__The request__.
Reproduce the items line for line, from the first line through the line that contains "Bar xyxy=(266,392,292,398)", including both.
─── Records provided
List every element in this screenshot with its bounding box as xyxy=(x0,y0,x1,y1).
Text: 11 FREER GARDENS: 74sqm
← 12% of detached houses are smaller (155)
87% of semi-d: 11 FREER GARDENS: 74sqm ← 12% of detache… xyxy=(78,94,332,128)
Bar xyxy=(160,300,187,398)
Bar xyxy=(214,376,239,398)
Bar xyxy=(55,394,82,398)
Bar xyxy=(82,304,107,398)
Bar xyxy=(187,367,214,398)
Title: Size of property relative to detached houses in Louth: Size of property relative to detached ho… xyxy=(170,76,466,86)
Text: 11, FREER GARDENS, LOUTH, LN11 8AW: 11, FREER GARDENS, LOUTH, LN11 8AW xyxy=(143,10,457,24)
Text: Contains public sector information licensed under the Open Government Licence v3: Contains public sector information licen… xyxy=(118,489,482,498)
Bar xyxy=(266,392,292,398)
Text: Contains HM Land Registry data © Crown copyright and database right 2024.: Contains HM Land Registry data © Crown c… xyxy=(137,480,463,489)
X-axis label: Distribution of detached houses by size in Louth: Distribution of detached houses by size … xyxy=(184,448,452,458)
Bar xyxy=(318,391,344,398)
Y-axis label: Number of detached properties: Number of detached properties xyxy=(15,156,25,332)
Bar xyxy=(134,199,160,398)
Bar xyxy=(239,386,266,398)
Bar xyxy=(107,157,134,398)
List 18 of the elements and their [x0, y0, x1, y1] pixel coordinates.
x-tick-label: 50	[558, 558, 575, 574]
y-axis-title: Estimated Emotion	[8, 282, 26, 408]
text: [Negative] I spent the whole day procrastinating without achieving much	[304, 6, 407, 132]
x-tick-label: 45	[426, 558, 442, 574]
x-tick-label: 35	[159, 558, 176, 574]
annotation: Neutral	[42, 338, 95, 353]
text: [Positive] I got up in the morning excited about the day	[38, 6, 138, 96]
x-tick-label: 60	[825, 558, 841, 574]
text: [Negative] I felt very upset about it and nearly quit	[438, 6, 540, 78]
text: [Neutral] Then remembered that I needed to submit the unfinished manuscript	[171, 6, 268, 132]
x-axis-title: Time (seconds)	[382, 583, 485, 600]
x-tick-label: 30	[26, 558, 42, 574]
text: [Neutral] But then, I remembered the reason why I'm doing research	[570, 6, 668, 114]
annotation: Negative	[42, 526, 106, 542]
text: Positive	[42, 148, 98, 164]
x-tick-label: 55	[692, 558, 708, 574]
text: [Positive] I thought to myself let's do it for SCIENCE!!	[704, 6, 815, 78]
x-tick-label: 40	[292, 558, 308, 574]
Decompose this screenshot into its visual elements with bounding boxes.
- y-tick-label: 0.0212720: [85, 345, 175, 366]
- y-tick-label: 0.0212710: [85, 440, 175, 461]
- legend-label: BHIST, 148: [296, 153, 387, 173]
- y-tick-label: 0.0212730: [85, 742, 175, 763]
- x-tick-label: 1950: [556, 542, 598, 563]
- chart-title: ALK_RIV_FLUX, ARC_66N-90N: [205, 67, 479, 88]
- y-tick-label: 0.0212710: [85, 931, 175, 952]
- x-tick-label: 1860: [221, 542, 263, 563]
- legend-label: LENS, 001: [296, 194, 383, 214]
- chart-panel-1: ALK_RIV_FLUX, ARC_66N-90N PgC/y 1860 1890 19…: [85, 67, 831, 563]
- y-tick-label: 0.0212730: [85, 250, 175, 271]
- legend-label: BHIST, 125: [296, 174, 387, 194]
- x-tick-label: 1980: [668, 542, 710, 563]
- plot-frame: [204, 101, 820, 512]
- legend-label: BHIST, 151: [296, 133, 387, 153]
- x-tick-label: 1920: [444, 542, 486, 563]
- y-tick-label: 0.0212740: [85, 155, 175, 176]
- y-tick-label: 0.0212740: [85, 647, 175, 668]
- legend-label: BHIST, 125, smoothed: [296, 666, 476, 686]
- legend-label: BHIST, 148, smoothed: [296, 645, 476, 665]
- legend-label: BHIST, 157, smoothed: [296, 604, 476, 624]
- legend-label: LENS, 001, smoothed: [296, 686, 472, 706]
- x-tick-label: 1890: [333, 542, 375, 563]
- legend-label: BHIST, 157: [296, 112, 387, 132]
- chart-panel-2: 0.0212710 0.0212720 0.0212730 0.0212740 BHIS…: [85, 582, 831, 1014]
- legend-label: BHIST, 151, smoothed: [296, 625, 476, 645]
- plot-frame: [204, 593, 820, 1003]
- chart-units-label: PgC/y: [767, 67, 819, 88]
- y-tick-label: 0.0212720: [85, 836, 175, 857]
──────
__The response__.
List every element in this screenshot with its bounding box as xyxy=(x0,y0,x1,y1).
Text: 11 FREER GARDENS: 74sqm
← 12% of detached houses are smaller (155)
87% of semi-d: 11 FREER GARDENS: 74sqm ← 12% of detache… xyxy=(78,94,332,128)
Bar xyxy=(160,300,187,398)
Bar xyxy=(214,376,239,398)
Bar xyxy=(55,394,82,398)
Bar xyxy=(82,304,107,398)
Bar xyxy=(187,367,214,398)
Title: Size of property relative to detached houses in Louth: Size of property relative to detached ho… xyxy=(170,76,466,86)
Text: 11, FREER GARDENS, LOUTH, LN11 8AW: 11, FREER GARDENS, LOUTH, LN11 8AW xyxy=(143,10,457,24)
Text: Contains public sector information licensed under the Open Government Licence v3: Contains public sector information licen… xyxy=(118,489,482,498)
Bar xyxy=(266,392,292,398)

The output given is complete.